WYODRĘBNIONY TEKST
◆ ◆ ◆ ◆ ◆ ◆ ◆

SSA M. Iwankiewicz SSA E. Buczkowska-Żuk SSA M. Gawinek
Sygn. akt I ACa 815/12
P. I. wniósł pozew przeciw pozwanym A. W. i K. W., w którym domagał się zasądzenia solidarnie od pozwanych kwoty 137.000 złotych wraz z ustawowymi odsetkami od dnia 24 grudnia 2011 roku do dnia zapłaty oraz zasądzenia od pozwanych na rzecz powoda kosztów procesu według norm przepisanych. W uzasadnieniu pozwu powód powołał się na umowę pożyczki na kwotę 137.000 złotych, którą zawarł z pozwanymi w dniu 28 kwietnia 2010 roku. Strony umówiły się ustnie, że pożyczone pieniądze zostaną zwrócone powodowi w ciągu roku od momentu udzielania tej pożyczki, lecz pozwani dotąd nie wywiązali się z tego zobowiązania.
W dniu 17 kwietnia 2012 roku Sąd Okręgowy w Szczecinie wydał nakaz zapłaty w postępowaniu upominawczym, w którym nakazał pozwanym A. W. i K. W., aby solidarnie zapłacili powodowi P. I. kwotę 137.000 złotych wraz z ustawowymi odsetkami od dnia 24 grudnia 2011 roku do dnia zapłaty oraz kwotę 3.850 złotych tytułem zwrotu kosztów procesu, w tym kwotę 3.600 złotych tytułem zwrotu kosztów zastępstwa procesowego.
Nakaz zapłaty w postępowaniu upominawczym z dnia 17 kwietnia 2012 roku uprawomocnił się w stosunku do pozwanego K. W..
Natomiast pozwany A. W. wniósł sprzeciw od powyższego nakazu zapłaty, zaskarżając go w całości i wnosząc o jego uchylenie w całości jako bezzasadnego.

◆ ◆ ◆ ◆ ◆ ◆ ◆

PRZEKAZANE ZAPISY
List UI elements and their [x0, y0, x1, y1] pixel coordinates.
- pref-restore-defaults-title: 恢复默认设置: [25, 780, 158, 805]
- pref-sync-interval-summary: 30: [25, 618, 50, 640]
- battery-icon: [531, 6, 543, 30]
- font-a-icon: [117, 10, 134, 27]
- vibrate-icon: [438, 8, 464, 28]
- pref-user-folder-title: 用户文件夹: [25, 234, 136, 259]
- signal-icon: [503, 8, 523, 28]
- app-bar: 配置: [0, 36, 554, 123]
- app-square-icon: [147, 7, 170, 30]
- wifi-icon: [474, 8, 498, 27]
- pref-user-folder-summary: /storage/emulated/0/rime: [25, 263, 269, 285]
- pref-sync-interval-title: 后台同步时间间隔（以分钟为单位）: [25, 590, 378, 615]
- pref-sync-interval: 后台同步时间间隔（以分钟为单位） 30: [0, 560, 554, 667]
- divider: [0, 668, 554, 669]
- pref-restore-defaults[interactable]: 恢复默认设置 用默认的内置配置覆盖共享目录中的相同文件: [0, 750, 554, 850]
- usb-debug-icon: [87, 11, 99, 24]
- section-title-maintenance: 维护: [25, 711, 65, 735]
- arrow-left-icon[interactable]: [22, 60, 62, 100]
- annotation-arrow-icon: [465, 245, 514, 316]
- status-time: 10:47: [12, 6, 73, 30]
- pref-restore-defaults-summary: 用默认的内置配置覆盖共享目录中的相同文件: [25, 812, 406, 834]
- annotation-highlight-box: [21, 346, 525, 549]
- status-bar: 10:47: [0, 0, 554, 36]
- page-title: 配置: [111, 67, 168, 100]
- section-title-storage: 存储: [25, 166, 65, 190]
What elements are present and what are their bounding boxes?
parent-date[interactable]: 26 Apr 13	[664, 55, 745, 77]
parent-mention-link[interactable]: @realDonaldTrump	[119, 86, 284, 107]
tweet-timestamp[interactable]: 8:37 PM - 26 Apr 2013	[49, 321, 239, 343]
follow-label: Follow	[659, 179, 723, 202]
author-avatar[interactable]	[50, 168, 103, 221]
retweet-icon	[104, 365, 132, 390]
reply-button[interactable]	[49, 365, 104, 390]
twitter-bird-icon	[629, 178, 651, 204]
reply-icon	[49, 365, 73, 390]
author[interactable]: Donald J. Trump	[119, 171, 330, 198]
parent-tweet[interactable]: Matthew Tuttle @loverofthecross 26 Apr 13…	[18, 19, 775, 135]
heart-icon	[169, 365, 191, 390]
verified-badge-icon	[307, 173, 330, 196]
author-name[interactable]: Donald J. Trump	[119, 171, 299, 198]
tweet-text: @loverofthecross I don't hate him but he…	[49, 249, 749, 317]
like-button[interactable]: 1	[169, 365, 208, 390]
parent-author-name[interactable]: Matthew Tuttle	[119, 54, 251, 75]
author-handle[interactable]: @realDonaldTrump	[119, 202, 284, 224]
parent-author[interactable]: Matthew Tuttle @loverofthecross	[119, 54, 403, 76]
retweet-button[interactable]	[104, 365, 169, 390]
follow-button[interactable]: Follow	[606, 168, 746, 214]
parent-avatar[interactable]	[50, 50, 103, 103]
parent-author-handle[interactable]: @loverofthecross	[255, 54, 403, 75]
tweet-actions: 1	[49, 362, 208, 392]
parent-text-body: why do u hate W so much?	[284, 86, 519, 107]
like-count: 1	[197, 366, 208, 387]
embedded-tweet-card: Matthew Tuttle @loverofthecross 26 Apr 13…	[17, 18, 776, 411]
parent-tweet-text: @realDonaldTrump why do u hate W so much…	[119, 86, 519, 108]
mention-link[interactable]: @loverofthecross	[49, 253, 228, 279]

◆ ◆ ◆ ◆ ◆ ◆ ◆

PODANE ZADANIE
Kontynuuj tekst o sprawie sądowej o zwrot pożyczki na 137.000 złotych, zaczynając zaraz po jego ostatnim zdaniu.

ODPOWIEDŹ
Wyrokiem z dnia 30 sierpnia 2012 r. Sąd Okręgowy w Szczecinie zasądził od pozwanego A. W. na rzecz powoda P. I. kwotę 137.000 złotych wraz z odsetkami w wysokości ustawowej od dnia 24 grudnia 2011 roku – z tym zastrzeżeniem, że pozwany odpowiada za zapłatę powyższej kwoty solidarnie z K. W., w stosunku do którego wydany został prawomocny nakaz zapłaty w postępowaniu upominawczym Sądu Okręgowego w Szczecinie z dnia 17 kwietnia 2012 roku (sygn. akt I Nc 86/12) (pkt I.); zasądził od pozwanego A. W. na rzecz powoda P. I. kwotę 3.850 złotych tytułem zwrotu kosztów procesu – z tym zastrzeżeniem, że pozwany odpowiada za zapłatę powyższej kwoty solidarnie z K. W., w stosunku do którego wydany został prawomocny nakaz zapłaty w postępowaniu upominawczym Sądu Okręgowego w Szczecinie z dnia 17 kwietnia 2012 roku (sygn. akt I Nc 86/12) (pkt II.); nakazał pobrać od pozwanego A. W. na rzecz Skarbu Państwa – Sądu Okręgowego w Szczecinie kwotę 6.600 złotych tytułem nieuiszczonych kosztów sądowych – z tym zastrzeżeniem, że pozwany odpowiada za zapłatę kwoty 1.462,50 złotych tytułem zwrotu kosztów sądowych solidarnie z K. W., w stosunku do którego wydany został prawomocny nakaz zapłaty w postępowaniu upominawczym Sądu Okręgowego w Szczecinie z dnia 17 kwietnia 2012 roku (sygn. akt I Nc 86/12) (pkt III.).
Powyższe rozstrzygnięcie Sąd pierwszej instancji oparł na ustaleniach faktycznych i rozważaniach prawnych, na podstawie których uznał powództwo w całości za uzasadnione.
Sąd ten wskazał, że podstawę prawną powództwa stanowi przepis art. 720 k.c. Uznał za bezspornie wykazane, że w dniu 28 kwietnia 2010 roku pomiędzy powodem P. I. a pozwanymi A. W. i K. W. została zawarta w formie pisemnej umowa pożyczki, na podstawie której P. I. udzielił A. W. i K. W. pożyczki w wysokości 137.000 złotych. Okoliczność ta została przyznana przez stronę pozwaną, a ponadto wynika z dowodu z dokumentu w postaci umowy pożyczki z dnia 28 kwietnia 2010 roku. Nie stanowi także przedmiotu sporu, że powód w wykonaniu zobowiązania z umowy pożyczki przeniósł na własność pozwanych kwotę 137.000 złotych.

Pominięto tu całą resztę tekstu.